TASK GOAL
Keep only the lines where "description" appears.
Start AVAILABLE RECORDS
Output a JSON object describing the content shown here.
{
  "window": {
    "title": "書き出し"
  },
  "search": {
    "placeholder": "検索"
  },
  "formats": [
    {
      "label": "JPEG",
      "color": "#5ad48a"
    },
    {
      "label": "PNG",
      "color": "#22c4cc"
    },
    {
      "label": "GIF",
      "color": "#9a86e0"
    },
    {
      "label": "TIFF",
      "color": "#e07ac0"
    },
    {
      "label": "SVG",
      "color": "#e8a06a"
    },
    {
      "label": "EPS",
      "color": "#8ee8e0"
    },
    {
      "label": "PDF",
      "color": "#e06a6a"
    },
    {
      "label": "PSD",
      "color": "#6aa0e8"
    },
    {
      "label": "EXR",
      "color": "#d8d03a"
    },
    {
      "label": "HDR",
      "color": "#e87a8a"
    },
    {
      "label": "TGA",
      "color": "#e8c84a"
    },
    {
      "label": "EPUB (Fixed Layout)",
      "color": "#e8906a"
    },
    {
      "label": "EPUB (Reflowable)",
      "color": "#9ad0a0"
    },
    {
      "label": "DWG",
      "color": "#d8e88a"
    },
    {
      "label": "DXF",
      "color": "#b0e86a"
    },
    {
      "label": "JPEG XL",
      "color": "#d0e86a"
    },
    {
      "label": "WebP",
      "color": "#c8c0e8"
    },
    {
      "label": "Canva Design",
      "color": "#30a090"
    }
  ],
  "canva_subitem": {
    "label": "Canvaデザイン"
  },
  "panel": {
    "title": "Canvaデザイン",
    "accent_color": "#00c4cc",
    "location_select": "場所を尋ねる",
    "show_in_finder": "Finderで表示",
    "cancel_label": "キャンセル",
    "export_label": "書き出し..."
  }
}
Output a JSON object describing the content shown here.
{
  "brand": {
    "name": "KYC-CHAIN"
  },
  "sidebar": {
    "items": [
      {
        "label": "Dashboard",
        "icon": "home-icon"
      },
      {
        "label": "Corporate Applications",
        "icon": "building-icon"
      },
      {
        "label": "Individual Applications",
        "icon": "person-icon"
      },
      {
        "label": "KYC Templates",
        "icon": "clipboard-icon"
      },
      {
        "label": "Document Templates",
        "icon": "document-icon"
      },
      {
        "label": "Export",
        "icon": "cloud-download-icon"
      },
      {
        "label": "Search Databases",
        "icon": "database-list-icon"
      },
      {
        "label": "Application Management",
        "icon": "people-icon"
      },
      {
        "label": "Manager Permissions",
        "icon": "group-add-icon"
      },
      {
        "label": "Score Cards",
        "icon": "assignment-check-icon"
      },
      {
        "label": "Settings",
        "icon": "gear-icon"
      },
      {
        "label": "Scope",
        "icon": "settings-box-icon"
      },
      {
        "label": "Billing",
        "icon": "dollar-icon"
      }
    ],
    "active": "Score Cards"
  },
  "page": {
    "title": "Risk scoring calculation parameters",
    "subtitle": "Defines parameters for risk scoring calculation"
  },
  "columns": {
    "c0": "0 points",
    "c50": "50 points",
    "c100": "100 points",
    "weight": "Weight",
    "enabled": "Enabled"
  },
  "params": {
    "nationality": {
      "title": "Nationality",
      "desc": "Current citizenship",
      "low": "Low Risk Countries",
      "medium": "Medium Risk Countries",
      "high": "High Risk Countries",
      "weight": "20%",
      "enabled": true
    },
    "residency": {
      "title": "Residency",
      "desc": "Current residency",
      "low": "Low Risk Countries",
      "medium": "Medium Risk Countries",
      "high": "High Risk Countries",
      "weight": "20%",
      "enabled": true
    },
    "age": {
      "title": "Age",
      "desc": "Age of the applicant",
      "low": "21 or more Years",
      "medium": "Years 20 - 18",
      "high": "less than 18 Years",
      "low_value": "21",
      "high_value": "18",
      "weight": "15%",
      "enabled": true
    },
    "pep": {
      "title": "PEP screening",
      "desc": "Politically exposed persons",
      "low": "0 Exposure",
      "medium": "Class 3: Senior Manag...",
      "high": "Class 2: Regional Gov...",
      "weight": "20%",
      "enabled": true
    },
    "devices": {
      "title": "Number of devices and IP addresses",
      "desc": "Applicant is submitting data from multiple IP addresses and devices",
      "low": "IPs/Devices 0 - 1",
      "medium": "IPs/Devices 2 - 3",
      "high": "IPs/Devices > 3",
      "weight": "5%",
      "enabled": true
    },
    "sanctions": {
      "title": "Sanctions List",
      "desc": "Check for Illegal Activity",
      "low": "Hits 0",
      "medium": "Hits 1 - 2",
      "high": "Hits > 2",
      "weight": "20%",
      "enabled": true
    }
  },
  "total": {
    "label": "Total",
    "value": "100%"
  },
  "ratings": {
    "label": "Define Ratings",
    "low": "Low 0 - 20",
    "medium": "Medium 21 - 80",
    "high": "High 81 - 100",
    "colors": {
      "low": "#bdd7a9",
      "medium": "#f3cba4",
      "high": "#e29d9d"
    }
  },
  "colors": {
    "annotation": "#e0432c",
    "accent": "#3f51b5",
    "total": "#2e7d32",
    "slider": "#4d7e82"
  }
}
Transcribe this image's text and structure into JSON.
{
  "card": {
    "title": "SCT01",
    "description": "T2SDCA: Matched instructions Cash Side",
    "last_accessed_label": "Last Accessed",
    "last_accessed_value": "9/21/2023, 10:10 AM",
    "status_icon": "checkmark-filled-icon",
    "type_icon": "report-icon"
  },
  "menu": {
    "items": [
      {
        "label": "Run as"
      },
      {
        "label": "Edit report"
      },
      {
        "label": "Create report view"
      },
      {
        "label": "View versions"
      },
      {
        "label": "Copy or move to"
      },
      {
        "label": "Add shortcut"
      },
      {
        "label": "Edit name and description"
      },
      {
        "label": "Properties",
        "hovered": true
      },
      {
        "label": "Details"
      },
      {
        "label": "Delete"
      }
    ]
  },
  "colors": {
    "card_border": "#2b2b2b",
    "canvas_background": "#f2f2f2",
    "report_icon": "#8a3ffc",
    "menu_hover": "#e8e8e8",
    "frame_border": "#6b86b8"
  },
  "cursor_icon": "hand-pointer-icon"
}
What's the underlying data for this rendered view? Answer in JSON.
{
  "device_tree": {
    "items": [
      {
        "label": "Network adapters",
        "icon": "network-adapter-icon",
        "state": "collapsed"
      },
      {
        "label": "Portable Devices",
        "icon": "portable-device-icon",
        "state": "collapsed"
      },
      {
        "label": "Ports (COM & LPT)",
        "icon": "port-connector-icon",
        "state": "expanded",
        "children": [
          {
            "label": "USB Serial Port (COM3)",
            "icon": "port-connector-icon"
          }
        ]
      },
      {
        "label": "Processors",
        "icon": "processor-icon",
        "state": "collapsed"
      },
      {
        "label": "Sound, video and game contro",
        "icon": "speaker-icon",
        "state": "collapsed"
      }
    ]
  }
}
End AVAILABLE RECORDS
ANSWER IN FULL
    "description": "T2SDCA: Matched instructions Cash Side",
        "label": "Edit name and description"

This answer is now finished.